RECORDS FOR THE TASK:
[Start]

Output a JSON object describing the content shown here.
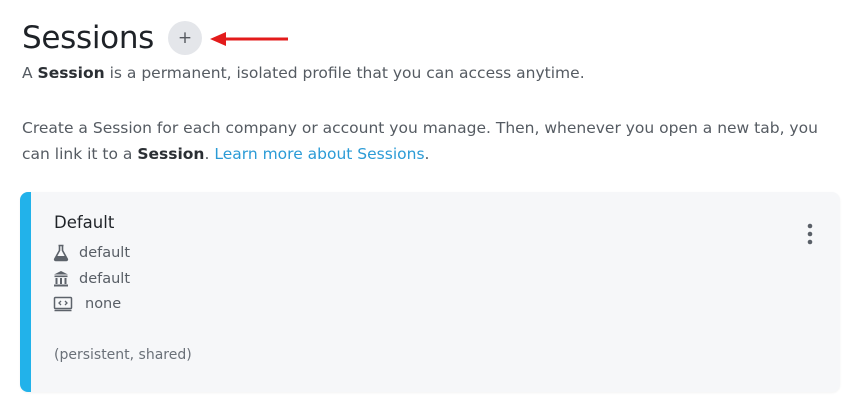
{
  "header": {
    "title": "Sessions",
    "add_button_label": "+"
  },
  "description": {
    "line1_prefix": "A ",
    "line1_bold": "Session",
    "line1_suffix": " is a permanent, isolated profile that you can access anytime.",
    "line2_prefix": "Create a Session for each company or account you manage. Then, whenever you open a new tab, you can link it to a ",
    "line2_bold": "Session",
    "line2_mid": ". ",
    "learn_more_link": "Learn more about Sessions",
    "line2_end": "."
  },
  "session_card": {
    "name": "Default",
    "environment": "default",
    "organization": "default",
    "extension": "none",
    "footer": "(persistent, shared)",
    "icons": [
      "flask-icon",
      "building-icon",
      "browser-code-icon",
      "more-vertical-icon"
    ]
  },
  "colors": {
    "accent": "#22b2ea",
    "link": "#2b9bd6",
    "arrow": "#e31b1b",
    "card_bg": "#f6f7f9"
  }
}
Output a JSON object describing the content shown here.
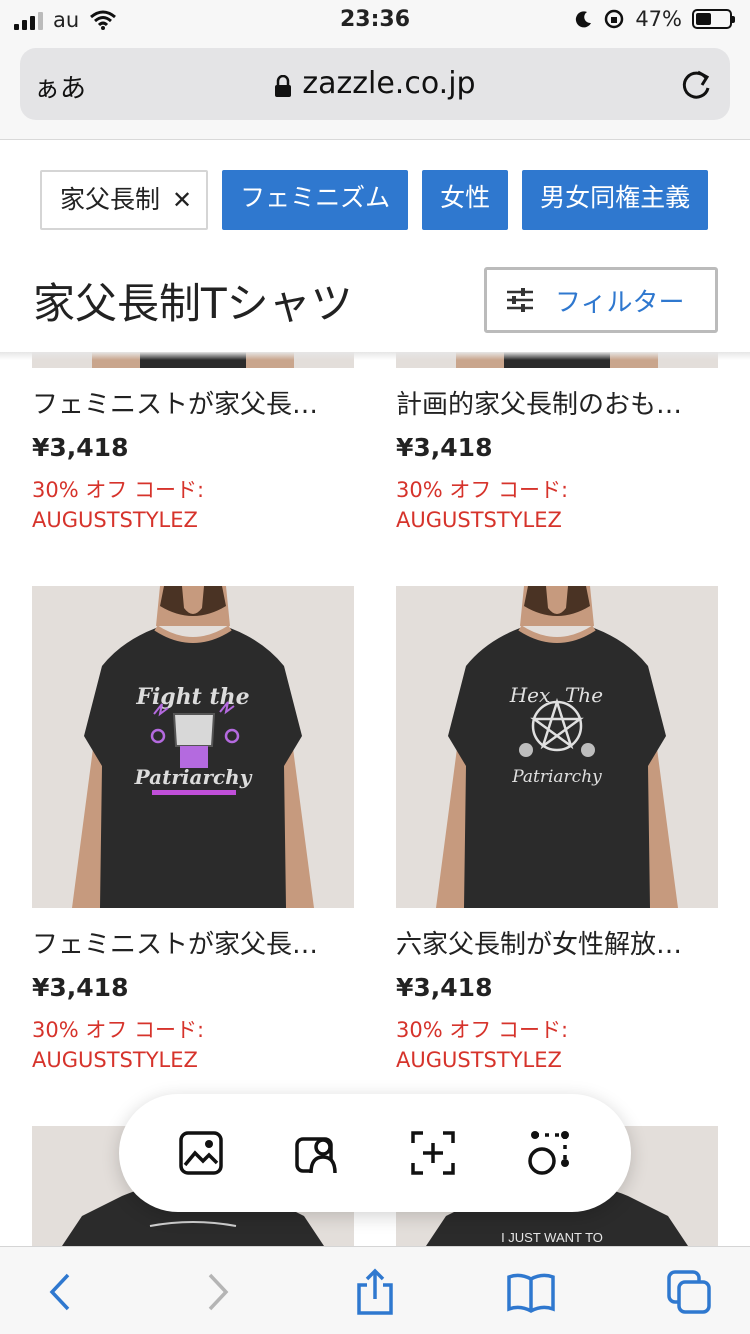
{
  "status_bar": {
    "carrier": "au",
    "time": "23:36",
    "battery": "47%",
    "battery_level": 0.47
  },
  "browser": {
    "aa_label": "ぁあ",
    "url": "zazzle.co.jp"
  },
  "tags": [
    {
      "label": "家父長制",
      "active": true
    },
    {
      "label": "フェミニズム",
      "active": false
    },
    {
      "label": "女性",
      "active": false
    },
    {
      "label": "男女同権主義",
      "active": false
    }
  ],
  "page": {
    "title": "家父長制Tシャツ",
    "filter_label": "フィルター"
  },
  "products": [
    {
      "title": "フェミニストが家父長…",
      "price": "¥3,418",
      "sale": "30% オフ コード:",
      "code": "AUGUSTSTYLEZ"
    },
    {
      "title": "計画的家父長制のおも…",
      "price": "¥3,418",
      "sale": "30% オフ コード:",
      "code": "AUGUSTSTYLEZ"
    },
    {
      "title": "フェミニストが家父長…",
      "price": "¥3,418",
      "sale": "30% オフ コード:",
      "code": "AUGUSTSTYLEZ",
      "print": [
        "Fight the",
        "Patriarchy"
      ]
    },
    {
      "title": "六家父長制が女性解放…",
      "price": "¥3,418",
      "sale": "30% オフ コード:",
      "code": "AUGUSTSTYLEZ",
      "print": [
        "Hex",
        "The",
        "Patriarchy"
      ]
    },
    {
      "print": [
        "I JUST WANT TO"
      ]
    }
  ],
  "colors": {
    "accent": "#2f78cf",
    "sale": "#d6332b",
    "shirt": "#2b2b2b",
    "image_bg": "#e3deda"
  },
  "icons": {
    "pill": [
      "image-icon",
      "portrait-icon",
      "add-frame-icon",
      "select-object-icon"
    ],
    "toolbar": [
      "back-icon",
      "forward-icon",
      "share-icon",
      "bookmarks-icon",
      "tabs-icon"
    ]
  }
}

[End]

GOAL: Only a number is wanted: how many lines contain "more"?

REPLY: 2